### Given entries

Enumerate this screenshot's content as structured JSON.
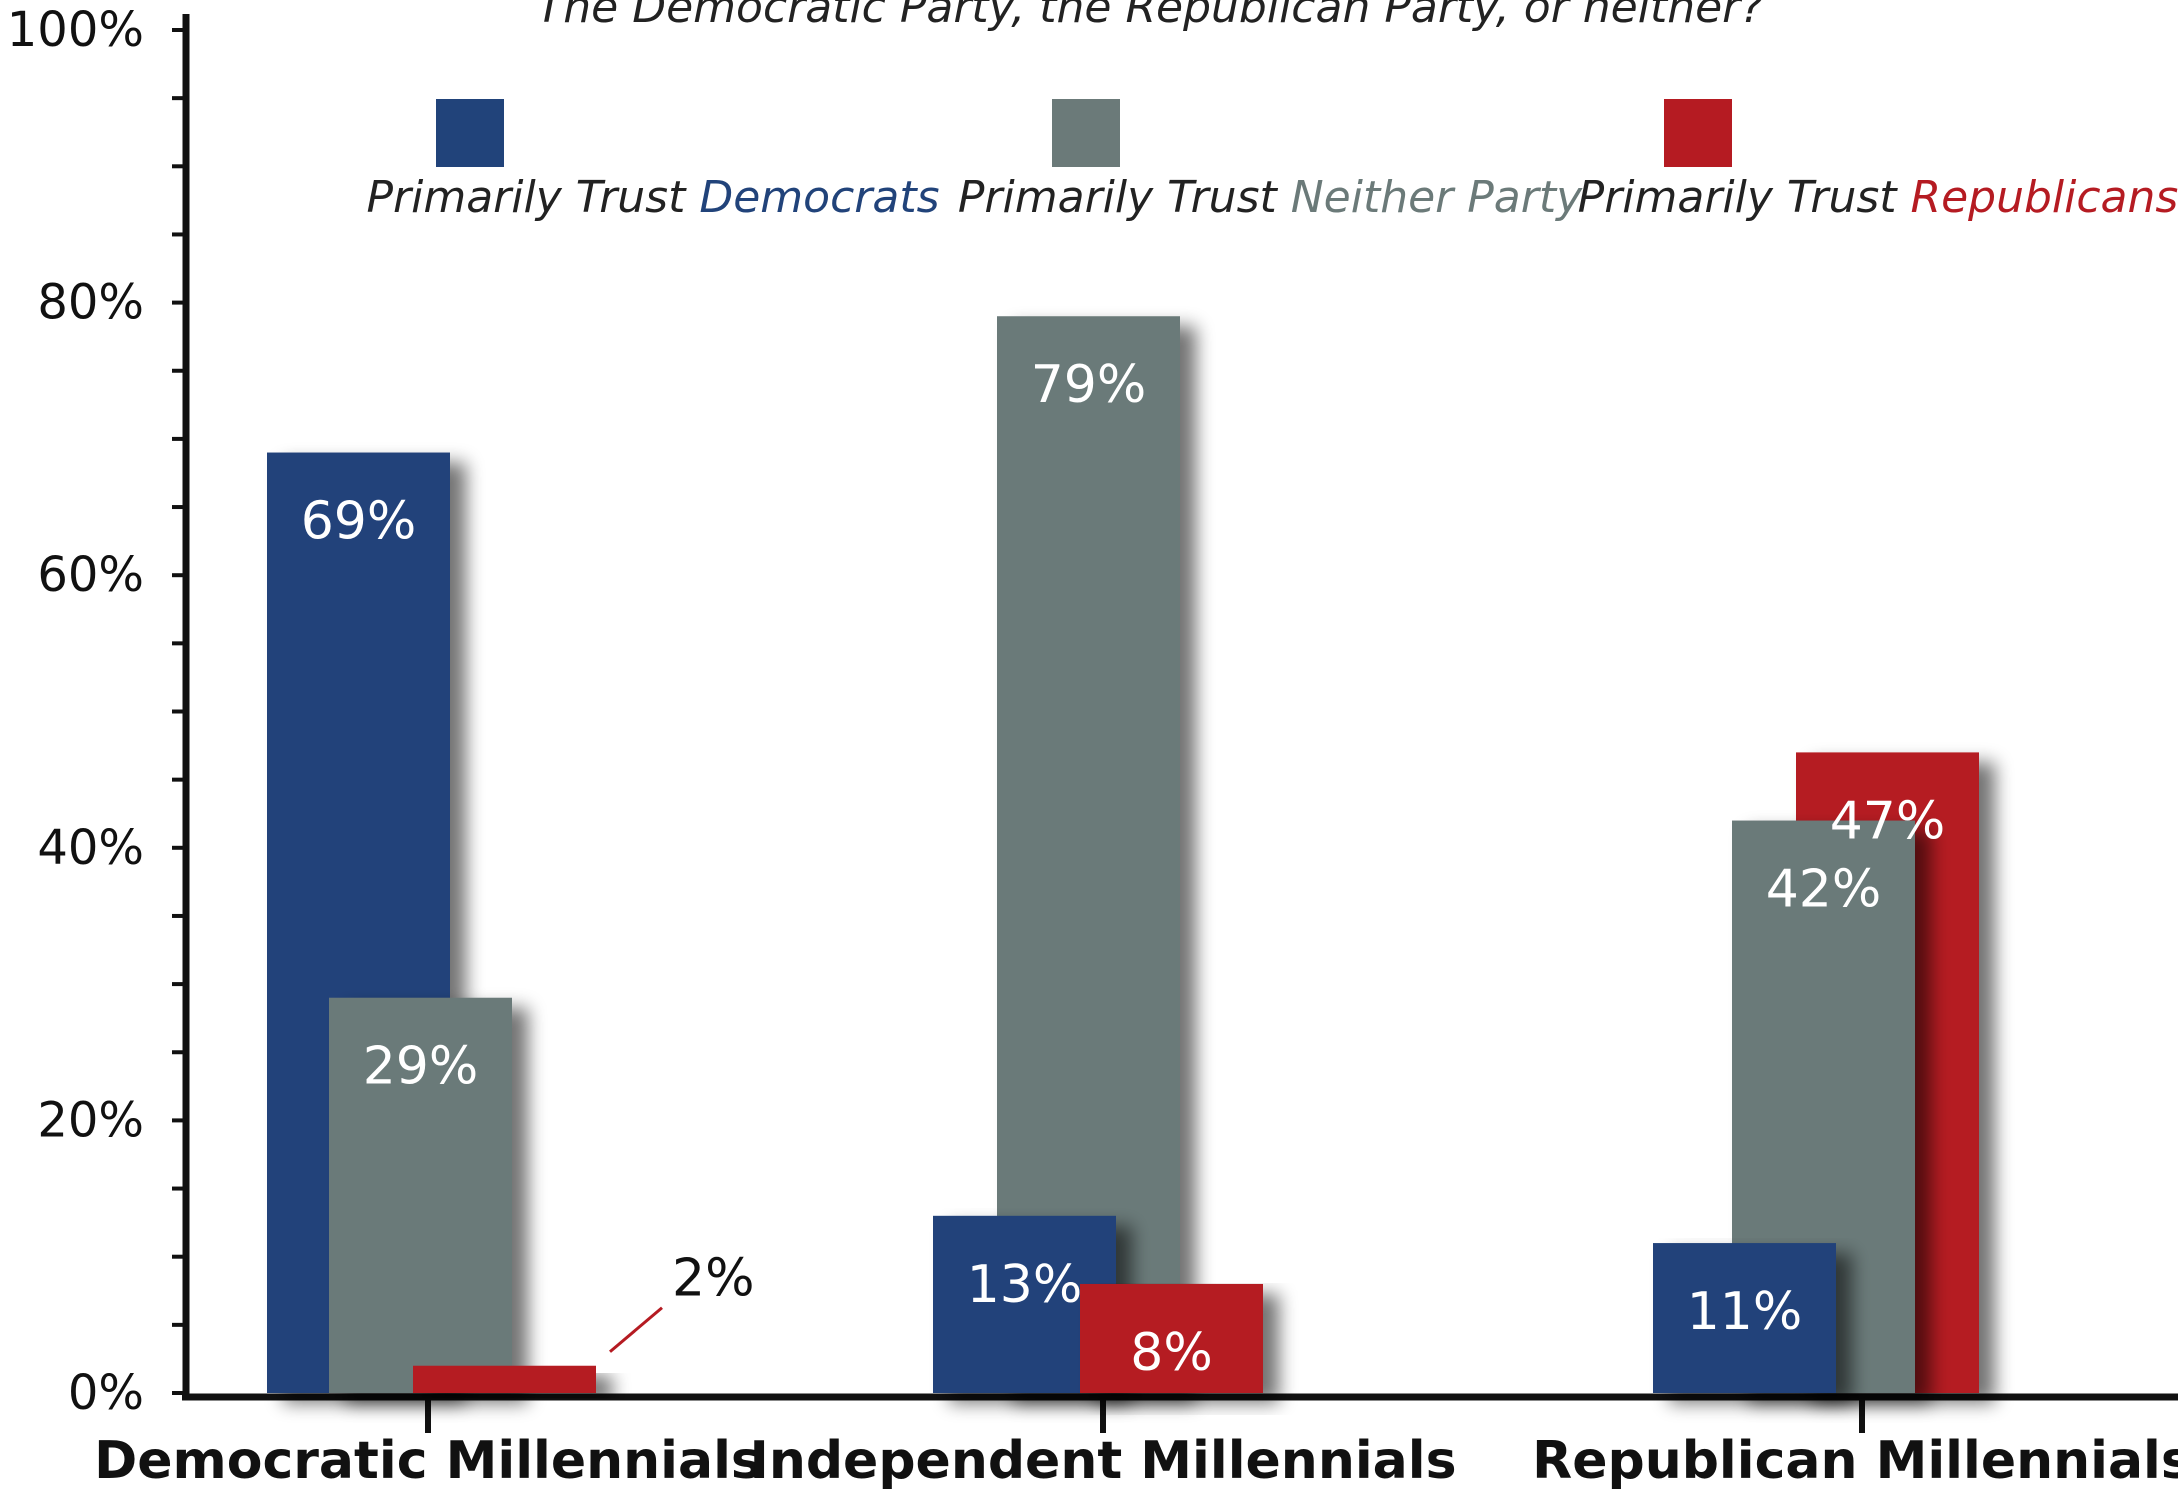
{
  "chart_data": {
    "type": "bar",
    "subtitle": "The Democratic Party, the Republican Party, or neither?",
    "categories": [
      "Democratic Millennials",
      "Independent Millennials",
      "Republican Millennials"
    ],
    "series": [
      {
        "name": "Democrats",
        "legend_prefix": "Primarily Trust ",
        "legend_accent": "Democrats",
        "color": "#21437a",
        "values": [
          69,
          13,
          11
        ]
      },
      {
        "name": "Neither Party",
        "legend_prefix": "Primarily Trust ",
        "legend_accent": "Neither Party",
        "color": "#6b7a79",
        "values": [
          29,
          79,
          42
        ]
      },
      {
        "name": "Republicans",
        "legend_prefix": "Primarily Trust ",
        "legend_accent": "Republicans",
        "color": "#b51b22",
        "values": [
          2,
          8,
          47
        ]
      }
    ],
    "data_labels": [
      [
        "69%",
        "29%",
        "2%"
      ],
      [
        "13%",
        "79%",
        "8%"
      ],
      [
        "11%",
        "42%",
        "47%"
      ]
    ],
    "y_ticks": [
      "0%",
      "20%",
      "40%",
      "60%",
      "80%",
      "100%"
    ],
    "ylim": [
      0,
      100
    ],
    "legend_position": "top",
    "grid": false
  }
}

######

- _What the task requires_: Write out each entry exactly as given, omitting any picture.

- _Response_:
Enumerate this screenshot's content as structured JSON.
{
  "chart_data": {
    "type": "bar",
    "subtitle": "The Democratic Party, the Republican Party, or neither?",
    "categories": [
      "Democratic Millennials",
      "Independent Millennials",
      "Republican Millennials"
    ],
    "series": [
      {
        "name": "Democrats",
        "legend_prefix": "Primarily Trust ",
        "legend_accent": "Democrats",
        "color": "#21437a",
        "values": [
          69,
          13,
          11
        ]
      },
      {
        "name": "Neither Party",
        "legend_prefix": "Primarily Trust ",
        "legend_accent": "Neither Party",
        "color": "#6b7a79",
        "values": [
          29,
          79,
          42
        ]
      },
      {
        "name": "Republicans",
        "legend_prefix": "Primarily Trust ",
        "legend_accent": "Republicans",
        "color": "#b51b22",
        "values": [
          2,
          8,
          47
        ]
      }
    ],
    "data_labels": [
      [
        "69%",
        "29%",
        "2%"
      ],
      [
        "13%",
        "79%",
        "8%"
      ],
      [
        "11%",
        "42%",
        "47%"
      ]
    ],
    "y_ticks": [
      "0%",
      "20%",
      "40%",
      "60%",
      "80%",
      "100%"
    ],
    "ylim": [
      0,
      100
    ],
    "legend_position": "top",
    "grid": false
  }
}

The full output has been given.